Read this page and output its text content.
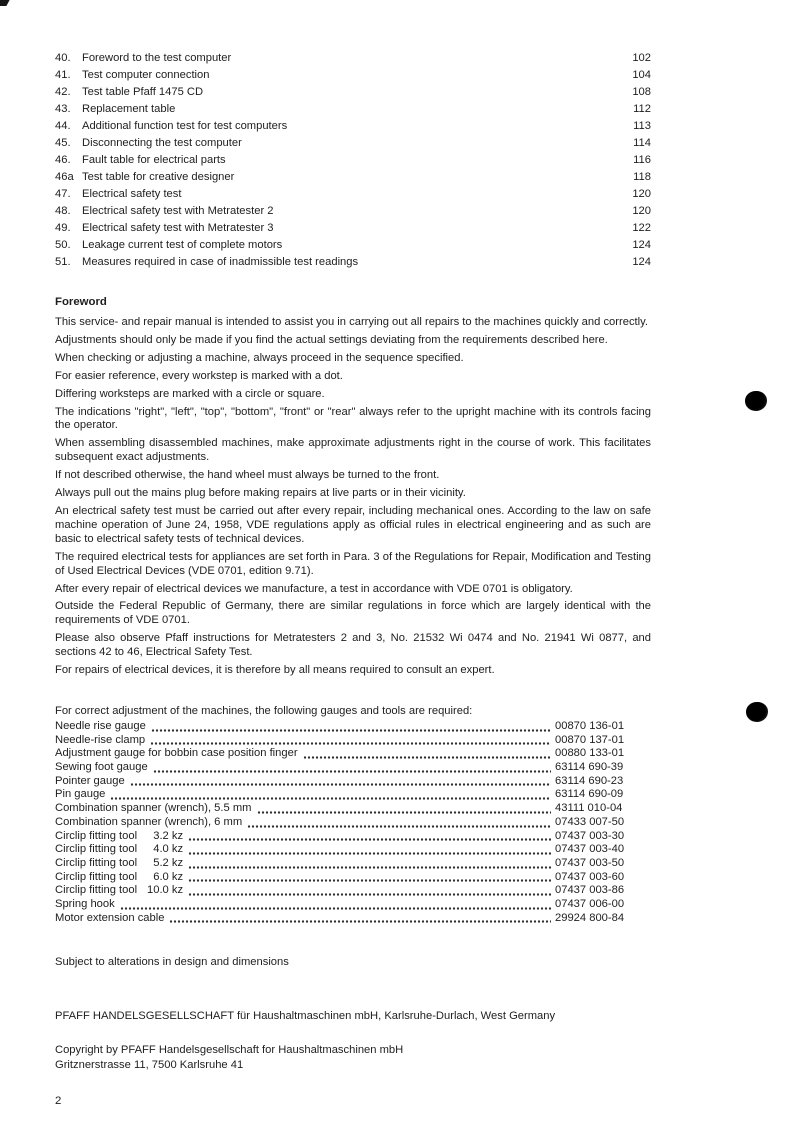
40.	Foreword to the test computer	102
41.	Test computer connection	104
42.	Test table Pfaff 1475 CD	108
43.	Replacement table	112
44.	Additional function test for test computers	113
45.	Disconnecting the test computer	114
46.	Fault table for electrical parts	116
46a Test table for creative designer	118
47.	Electrical safety test	120
48.	Electrical safety test with Metratester 2	120
49.	Electrical safety test with Metratester 3	122
50.	Leakage current test of complete motors	124
51.	Measures required in case of inadmissible test readings	124
Foreword

This service- and repair manual is intended to assist you in carrying out all repairs to the machines quickly and correctly.

Adjustments should only be made if you find the actual settings deviating from the requirements described here.

When checking or adjusting a machine, always proceed in the sequence specified.

For easier reference, every workstep is marked with a dot.

Differing worksteps are marked with a circle or square.

The indications "right", "left", "top", "bottom", "front" or "rear" always refer to the upright machine with its controls facing the operator.

When assembling disassembled machines, make approximate adjustments right in the course of work. This facilitates subsequent exact adjustments.

If not described otherwise, the hand wheel must always be turned to the front.

Always pull out the mains plug before making repairs at live parts or in their vicinity.

An electrical safety test must be carried out after every repair, including mechanical ones. According to the law on safe machine operation of June 24, 1958, VDE regulations apply as official rules in electrical engineering and as such are basic to electrical safety tests of technical devices.

The required electrical tests for appliances are set forth in Para. 3 of the Regulations for Repair, Modification and Testing of Used Electrical Devices (VDE 0701, edition 9.71).

After every repair of electrical devices we manufacture, a test in accordance with VDE 0701 is obligatory.

Outside the Federal Republic of Germany, there are similar regulations in force which are largely identical with the requirements of VDE 0701.

Please also observe Pfaff instructions for Metratesters 2 and 3, No. 21532 Wi 0474 and No. 21941 Wi 0877, and sections 42 to 46, Electrical Safety Test.

For repairs of electrical devices, it is therefore by all means required to consult an expert.

For correct adjustment of the machines, the following gauges and tools are required:

Needle rise gauge	00870 136-01
Needle-rise clamp	00870 137-01
Adjustment gauge for bobbin case position finger	00880 133-01
Sewing foot gauge	63114 690-39
Pointer gauge	63114 690-23
Pin gauge	63114 690-09
Combination spanner (wrench), 5.5 mm	43111 010-04
Combination spanner (wrench), 6 mm	07433 007-50
Circlip fitting tool	3.2 kz	07437 003-30
Circlip fitting tool	4.0 kz	07437 003-40
Circlip fitting tool	5.2 kz	07437 003-50
Circlip fitting tool	6.0 kz	07437 003-60
Circlip fitting tool 10.0 kz	07437 003-86
Spring hook	07437 006-00
Motor extension cable	29924 800-84

Subject to alterations in design and dimensions

PFAFF HANDELSGESELLSCHAFT für Haushaltmaschinen mbH, Karlsruhe-Durlach, West Germany

Copyright by PFAFF Handelsgesellschaft for Haushaltmaschinen mbH

Gritznerstrasse 11, 7500 Karlsruhe 41

2
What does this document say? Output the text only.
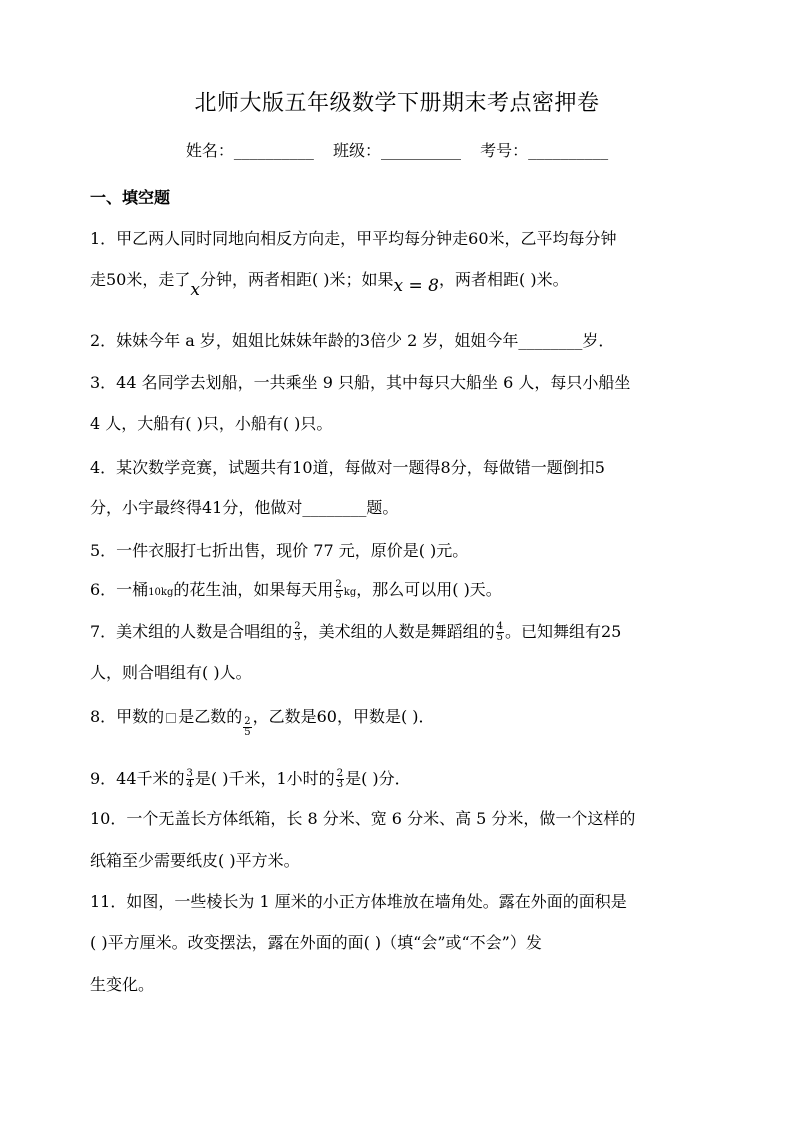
北师大版五年级数学下册期末考点密押卷
姓名：__________ 班级：__________ 考号：__________
一、填空题
1．甲乙两人同时同地向相反方向走，甲平均每分钟走60米，乙平均每分钟
走50米，走了x分钟，两者相距( )米；如果x = 8，两者相距( )米。
2．妹妹今年 a 岁，姐姐比妹妹年龄的3倍少 2 岁，姐姐今年________岁．
3．44 名同学去划船，一共乘坐 9 只船，其中每只大船坐 6 人，每只小船坐
4 人，大船有( )只，小船有( )只。
4．某次数学竞赛，试题共有10道，每做对一题得8分，每做错一题倒扣5
分，小宇最终得41分，他做对________题。
5．一件衣服打七折出售，现价 77 元，原价是( )元。
6．一桶10kg的花生油，如果每天用 $\frac{2}{5}$ kg，那么可以用( )天。
7．美术组的人数是合唱组的 $\frac{2}{3}$ ，美术组的人数是舞蹈组的 $\frac{4}{5}$ 。已知舞组有25
人，则合唱组有( )人。
8．甲数的 是乙数的
$\frac{2}{5}$
，乙数是60，甲数是( )．
9．44千米的 $\frac{3}{4}$ 是( )千米，1小时的 $\frac{2}{3}$ 是( )分．
10．一个无盖长方体纸箱，长 8 分米、宽 6 分米、高 5 分米，做一个这样的
纸箱至少需要纸皮( )平方米。
11．如图，一些棱长为 1 厘米的小正方体堆放在墙角处。露在外面的面积是
( )平方厘米。改变摆法，露在外面的面( )（填“会”或“不会”）发
生变化。
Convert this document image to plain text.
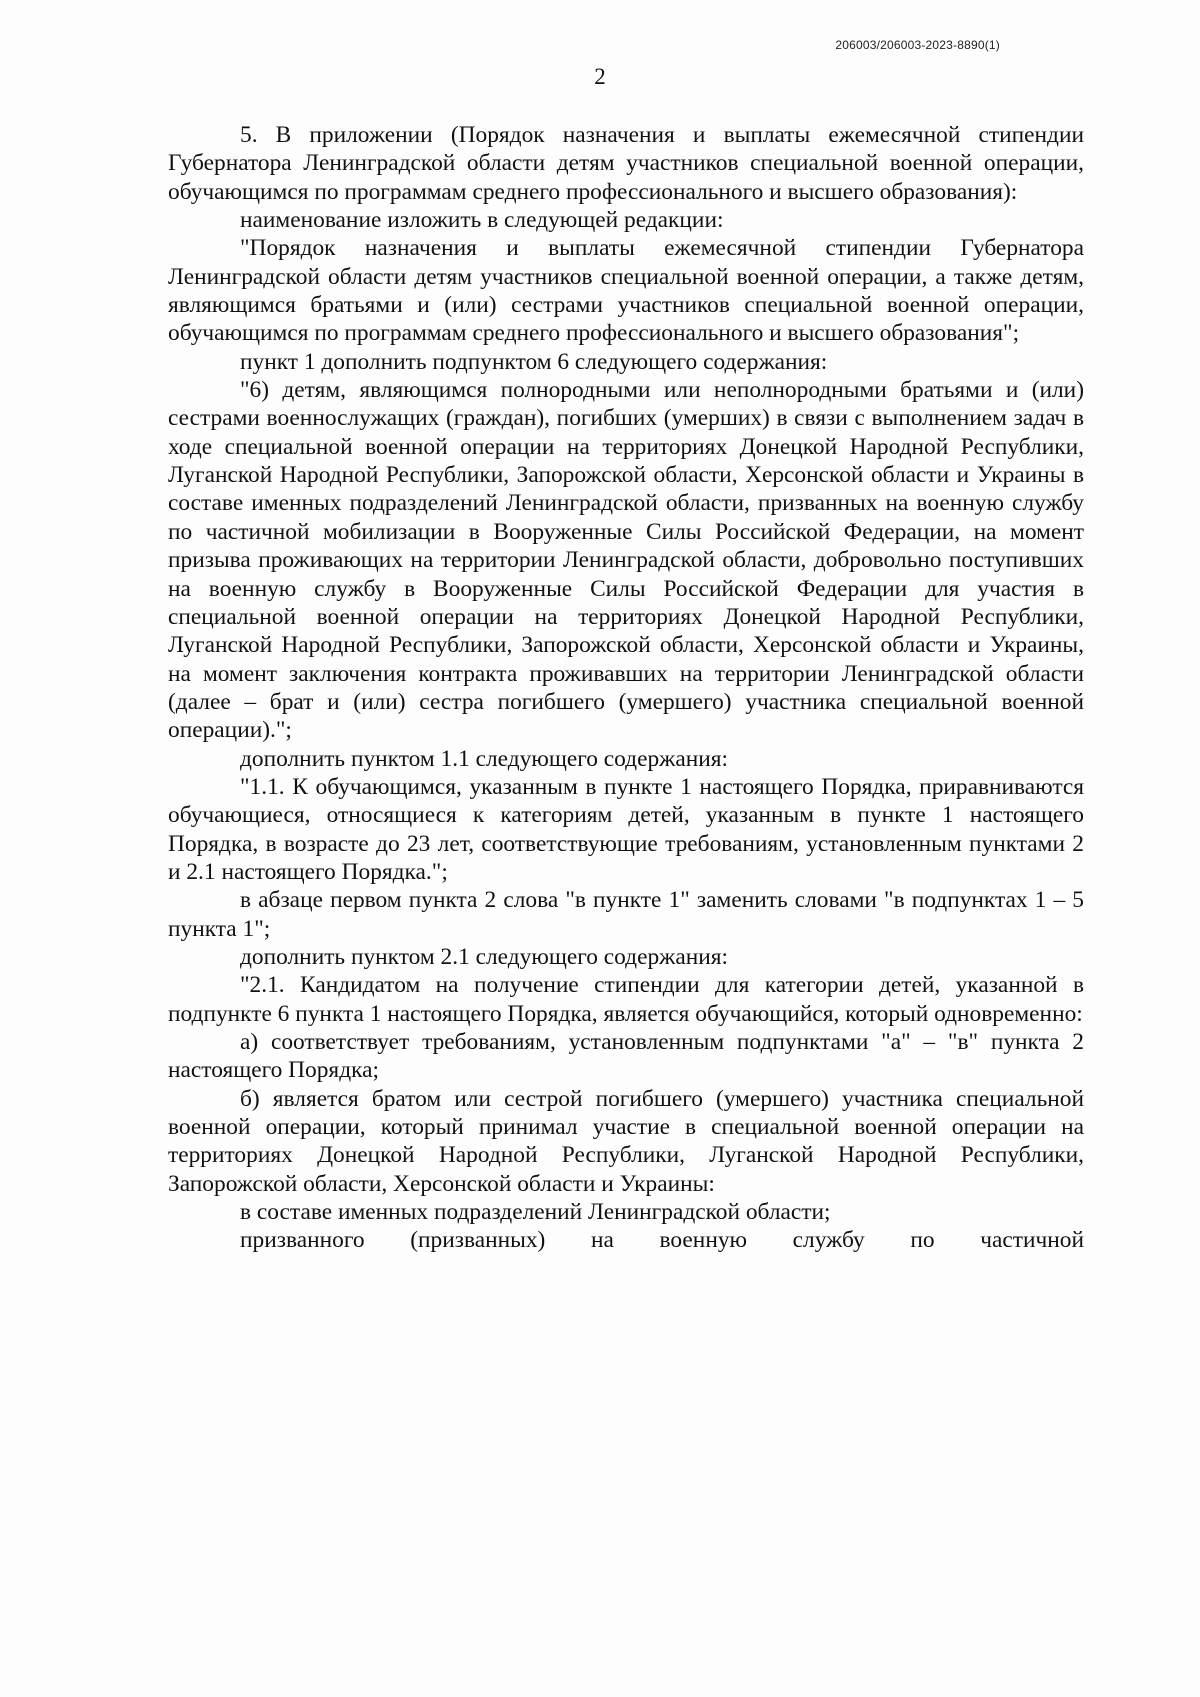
206003/206003-2023-8890(1)
2

5. В приложении (Порядок назначения и выплаты ежемесячной стипендии Губернатора Ленинградской области детям участников специальной военной операции, обучающимся по программам среднего профессионального и высшего образования):

наименование изложить в следующей редакции:

"Порядок назначения и выплаты ежемесячной стипендии Губернатора Ленинградской области детям участников специальной военной операции, а также детям, являющимся братьями и (или) сестрами участников специальной военной операции, обучающимся по программам среднего профессионального и высшего образования";

пункт 1 дополнить подпунктом 6 следующего содержания:

"6) детям, являющимся полнородными или неполнородными братьями и (или) сестрами военнослужащих (граждан), погибших (умерших) в связи с выполнением задач в ходе специальной военной операции на территориях Донецкой Народной Республики, Луганской Народной Республики, Запорожской области, Херсонской области и Украины в составе именных подразделений Ленинградской области, призванных на военную службу по частичной мобилизации в Вооруженные Силы Российской Федерации, на момент призыва проживающих на территории Ленинградской области, добровольно поступивших на военную службу в Вооруженные Силы Российской Федерации для участия в специальной военной операции на территориях Донецкой Народной Республики, Луганской Народной Республики, Запорожской области, Херсонской области и Украины, на момент заключения контракта проживавших на территории Ленинградской области (далее – брат и (или) сестра погибшего (умершего) участника специальной военной операции).";

дополнить пунктом 1.1 следующего содержания:

"1.1. К обучающимся, указанным в пункте 1 настоящего Порядка, приравниваются обучающиеся, относящиеся к категориям детей, указанным в пункте 1 настоящего Порядка, в возрасте до 23 лет, соответствующие требованиям, установленным пунктами 2 и 2.1 настоящего Порядка.";

в абзаце первом пункта 2 слова "в пункте 1" заменить словами "в подпунктах 1 – 5 пункта 1";

дополнить пунктом 2.1 следующего содержания:

"2.1. Кандидатом на получение стипендии для категории детей, указанной в подпункте 6 пункта 1 настоящего Порядка, является обучающийся, который одновременно:

а) соответствует требованиям, установленным подпунктами "а" – "в" пункта 2 настоящего Порядка;

б) является братом или сестрой погибшего (умершего) участника специальной военной операции, который принимал участие в специальной военной операции на территориях Донецкой Народной Республики, Луганской Народной Республики, Запорожской области, Херсонской области и Украины:

в составе именных подразделений Ленинградской области;

призванного (призванных) на военную службу по частичной
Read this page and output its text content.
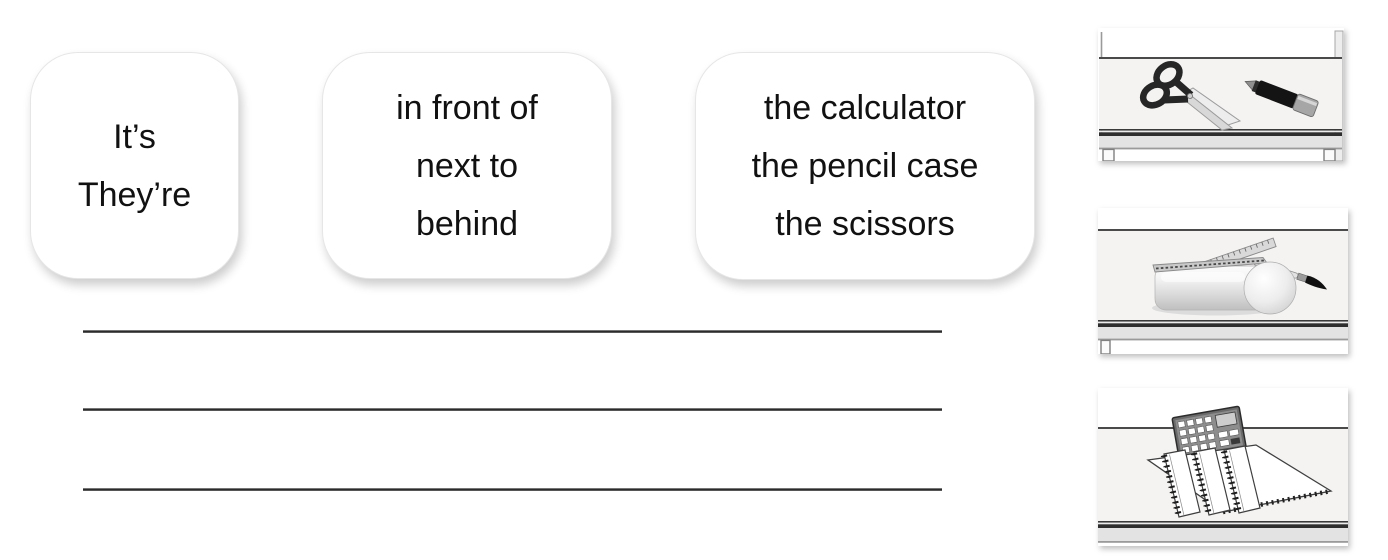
It’s
They’re
in front of
next to
behind
the calculator
the pencil case
the scissors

* Goal *
Print all the records again exactly; do not include any picture.

* The output *
Read this page and output its text content.
40.	Foreword to the test computer	102
41.	Test computer connection	104
42.	Test table Pfaff 1475 CD	108
43.	Replacement table	112
44.	Additional function test for test computers	113
45.	Disconnecting the test computer	114
46.	Fault table for electrical parts	116
46a Test table for creative designer	118
47.	Electrical safety test	120
48.	Electrical safety test with Metratester 2	120
49.	Electrical safety test with Metratester 3	122
50.	Leakage current test of complete motors	124
51.	Measures required in case of inadmissible test readings	124
Foreword

This service- and repair manual is intended to assist you in carrying out all repairs to the machines quickly and correctly.

Adjustments should only be made if you find the actual settings deviating from the requirements described here.

When checking or adjusting a machine, always proceed in the sequence specified.

For easier reference, every workstep is marked with a dot.

Differing worksteps are marked with a circle or square.

The indications "right", "left", "top", "bottom", "front" or "rear" always refer to the upright machine with its controls facing the operator.

When assembling disassembled machines, make approximate adjustments right in the course of work. This facilitates subsequent exact adjustments.

If not described otherwise, the hand wheel must always be turned to the front.

Always pull out the mains plug before making repairs at live parts or in their vicinity.

An electrical safety test must be carried out after every repair, including mechanical ones. According to the law on safe machine operation of June 24, 1958, VDE regulations apply as official rules in electrical engineering and as such are basic to electrical safety tests of technical devices.

The required electrical tests for appliances are set forth in Para. 3 of the Regulations for Repair, Modification and Testing of Used Electrical Devices (VDE 0701, edition 9.71).

After every repair of electrical devices we manufacture, a test in accordance with VDE 0701 is obligatory.

Outside the Federal Republic of Germany, there are similar regulations in force which are largely identical with the requirements of VDE 0701.

Please also observe Pfaff instructions for Metratesters 2 and 3, No. 21532 Wi 0474 and No. 21941 Wi 0877, and sections 42 to 46, Electrical Safety Test.

For repairs of electrical devices, it is therefore by all means required to consult an expert.

For correct adjustment of the machines, the following gauges and tools are required:

Needle rise gauge	00870 136-01
Needle-rise clamp	00870 137-01
Adjustment gauge for bobbin case position finger	00880 133-01
Sewing foot gauge	63114 690-39
Pointer gauge	63114 690-23
Pin gauge	63114 690-09
Combination spanner (wrench), 5.5 mm	43111 010-04
Combination spanner (wrench), 6 mm	07433 007-50
Circlip fitting tool	3.2 kz	07437 003-30
Circlip fitting tool	4.0 kz	07437 003-40
Circlip fitting tool	5.2 kz	07437 003-50
Circlip fitting tool	6.0 kz	07437 003-60
Circlip fitting tool 10.0 kz	07437 003-86
Spring hook	07437 006-00
Motor extension cable	29924 800-84

Subject to alterations in design and dimensions

PFAFF HANDELSGESELLSCHAFT für Haushaltmaschinen mbH, Karlsruhe-Durlach, West Germany

Copyright by PFAFF Handelsgesellschaft for Haushaltmaschinen mbH

Gritznerstrasse 11, 7500 Karlsruhe 41

2
What does this document say? Output the text only.
北师大版五年级数学下册期末考点密押卷
姓名：__________ 班级：__________ 考号：__________
一、填空题
1．甲乙两人同时同地向相反方向走，甲平均每分钟走60米，乙平均每分钟
走50米，走了x分钟，两者相距( )米；如果x = 8，两者相距( )米。
2．妹妹今年 a 岁，姐姐比妹妹年龄的3倍少 2 岁，姐姐今年________岁．
3．44 名同学去划船，一共乘坐 9 只船，其中每只大船坐 6 人，每只小船坐
4 人，大船有( )只，小船有( )只。
4．某次数学竞赛，试题共有10道，每做对一题得8分，每做错一题倒扣5
分，小宇最终得41分，他做对________题。
5．一件衣服打七折出售，现价 77 元，原价是( )元。
6．一桶10kg的花生油，如果每天用 $\frac{2}{5}$ kg，那么可以用( )天。
7．美术组的人数是合唱组的 $\frac{2}{3}$ ，美术组的人数是舞蹈组的 $\frac{4}{5}$ 。已知舞组有25
人，则合唱组有( )人。
8．甲数的 是乙数的
$\frac{2}{5}$
，乙数是60，甲数是( )．
9．44千米的 $\frac{3}{4}$ 是( )千米，1小时的 $\frac{2}{3}$ 是( )分．
10．一个无盖长方体纸箱，长 8 分米、宽 6 分米、高 5 分米，做一个这样的
纸箱至少需要纸皮( )平方米。
11．如图，一些棱长为 1 厘米的小正方体堆放在墙角处。露在外面的面积是
( )平方厘米。改变摆法，露在外面的面( )（填“会”或“不会”）发
生变化。
Convert this document image to plain text.
206003/206003-2023-8890(1)
2

5. В приложении (Порядок назначения и выплаты ежемесячной стипендии Губернатора Ленинградской области детям участников специальной военной операции, обучающимся по программам среднего профессионального и высшего образования):

наименование изложить в следующей редакции:

"Порядок назначения и выплаты ежемесячной стипендии Губернатора Ленинградской области детям участников специальной военной операции, а также детям, являющимся братьями и (или) сестрами участников специальной военной операции, обучающимся по программам среднего профессионального и высшего образования";

пункт 1 дополнить подпунктом 6 следующего содержания:

"6) детям, являющимся полнородными или неполнородными братьями и (или) сестрами военнослужащих (граждан), погибших (умерших) в связи с выполнением задач в ходе специальной военной операции на территориях Донецкой Народной Республики, Луганской Народной Республики, Запорожской области, Херсонской области и Украины в составе именных подразделений Ленинградской области, призванных на военную службу по частичной мобилизации в Вооруженные Силы Российской Федерации, на момент призыва проживающих на территории Ленинградской области, добровольно поступивших на военную службу в Вооруженные Силы Российской Федерации для участия в специальной военной операции на территориях Донецкой Народной Республики, Луганской Народной Республики, Запорожской области, Херсонской области и Украины, на момент заключения контракта проживавших на территории Ленинградской области (далее – брат и (или) сестра погибшего (умершего) участника специальной военной операции).";

дополнить пунктом 1.1 следующего содержания:

"1.1. К обучающимся, указанным в пункте 1 настоящего Порядка, приравниваются обучающиеся, относящиеся к категориям детей, указанным в пункте 1 настоящего Порядка, в возрасте до 23 лет, соответствующие требованиям, установленным пунктами 2 и 2.1 настоящего Порядка.";

в абзаце первом пункта 2 слова "в пункте 1" заменить словами "в подпунктах 1 – 5 пункта 1";

дополнить пунктом 2.1 следующего содержания:

"2.1. Кандидатом на получение стипендии для категории детей, указанной в подпункте 6 пункта 1 настоящего Порядка, является обучающийся, который одновременно:

а) соответствует требованиям, установленным подпунктами "а" – "в" пункта 2 настоящего Порядка;

б) является братом или сестрой погибшего (умершего) участника специальной военной операции, который принимал участие в специальной военной операции на территориях Донецкой Народной Республики, Луганской Народной Республики, Запорожской области, Херсонской области и Украины:

в составе именных подразделений Ленинградской области;

призванного (призванных) на военную службу по частичной
Read this page and output its text content.
It’s
They’re
in front of
next to
behind
the calculator
the pencil case
the scissors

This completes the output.